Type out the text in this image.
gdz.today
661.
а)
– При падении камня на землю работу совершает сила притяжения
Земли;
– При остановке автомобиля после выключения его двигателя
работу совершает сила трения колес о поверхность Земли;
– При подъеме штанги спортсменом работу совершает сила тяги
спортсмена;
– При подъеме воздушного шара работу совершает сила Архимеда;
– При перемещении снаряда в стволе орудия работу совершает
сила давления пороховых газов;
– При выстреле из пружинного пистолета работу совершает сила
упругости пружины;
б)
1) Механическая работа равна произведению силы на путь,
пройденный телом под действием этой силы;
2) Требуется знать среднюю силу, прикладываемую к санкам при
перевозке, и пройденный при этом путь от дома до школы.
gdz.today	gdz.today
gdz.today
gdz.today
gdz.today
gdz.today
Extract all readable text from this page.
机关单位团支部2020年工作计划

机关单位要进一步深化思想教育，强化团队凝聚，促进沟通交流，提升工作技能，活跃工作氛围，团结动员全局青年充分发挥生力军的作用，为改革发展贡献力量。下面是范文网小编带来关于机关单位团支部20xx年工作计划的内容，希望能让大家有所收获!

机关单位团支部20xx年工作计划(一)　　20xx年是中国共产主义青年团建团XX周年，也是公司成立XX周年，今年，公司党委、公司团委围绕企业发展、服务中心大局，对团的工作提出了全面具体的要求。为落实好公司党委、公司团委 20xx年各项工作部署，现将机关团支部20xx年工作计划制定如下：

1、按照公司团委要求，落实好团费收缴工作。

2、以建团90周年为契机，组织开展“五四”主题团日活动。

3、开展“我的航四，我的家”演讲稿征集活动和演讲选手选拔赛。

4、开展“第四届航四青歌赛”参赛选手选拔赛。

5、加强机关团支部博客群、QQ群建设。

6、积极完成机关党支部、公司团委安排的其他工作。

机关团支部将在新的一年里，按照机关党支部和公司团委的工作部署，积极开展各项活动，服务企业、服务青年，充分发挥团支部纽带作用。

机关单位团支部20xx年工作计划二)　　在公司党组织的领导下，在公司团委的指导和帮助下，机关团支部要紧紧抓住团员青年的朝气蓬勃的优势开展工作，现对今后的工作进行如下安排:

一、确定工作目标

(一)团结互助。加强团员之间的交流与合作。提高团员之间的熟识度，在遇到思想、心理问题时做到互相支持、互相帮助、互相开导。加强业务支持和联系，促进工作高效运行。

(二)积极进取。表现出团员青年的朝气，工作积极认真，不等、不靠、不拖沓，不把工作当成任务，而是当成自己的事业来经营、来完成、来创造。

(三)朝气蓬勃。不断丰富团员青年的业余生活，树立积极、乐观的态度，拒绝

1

───

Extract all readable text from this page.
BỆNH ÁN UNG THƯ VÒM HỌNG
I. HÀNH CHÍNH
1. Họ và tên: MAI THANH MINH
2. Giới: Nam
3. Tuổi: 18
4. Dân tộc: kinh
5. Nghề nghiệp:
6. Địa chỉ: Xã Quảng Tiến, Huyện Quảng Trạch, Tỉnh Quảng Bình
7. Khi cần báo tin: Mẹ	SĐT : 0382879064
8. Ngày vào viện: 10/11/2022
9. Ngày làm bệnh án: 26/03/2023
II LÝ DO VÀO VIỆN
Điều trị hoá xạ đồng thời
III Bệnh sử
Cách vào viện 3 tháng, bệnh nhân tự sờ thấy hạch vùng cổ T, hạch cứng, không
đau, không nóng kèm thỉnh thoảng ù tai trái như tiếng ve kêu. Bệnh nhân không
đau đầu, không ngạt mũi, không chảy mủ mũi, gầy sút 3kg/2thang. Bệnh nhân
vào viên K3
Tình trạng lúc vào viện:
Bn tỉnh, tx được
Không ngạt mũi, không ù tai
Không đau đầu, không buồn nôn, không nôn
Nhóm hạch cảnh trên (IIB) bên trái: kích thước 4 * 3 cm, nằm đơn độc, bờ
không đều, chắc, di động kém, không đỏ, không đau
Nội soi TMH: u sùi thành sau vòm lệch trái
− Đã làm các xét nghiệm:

───

▶ **What to work on**: From the entries, copy out each line containing the word "không".

▶ **Written answer**:
Cách vào viện 3 tháng, bệnh nhân tự sờ thấy hạch vùng cổ T, hạch cứng, không
đau, không nóng kèm thỉnh thoảng ù tai trái như tiếng ve kêu. Bệnh nhân không
đau đầu, không ngạt mũi, không chảy mủ mũi, gầy sút 3kg/2thang. Bệnh nhân
Không ngạt mũi, không ù tai
Không đau đầu, không buồn nôn, không nôn
không đều, chắc, di động kém, không đỏ, không đau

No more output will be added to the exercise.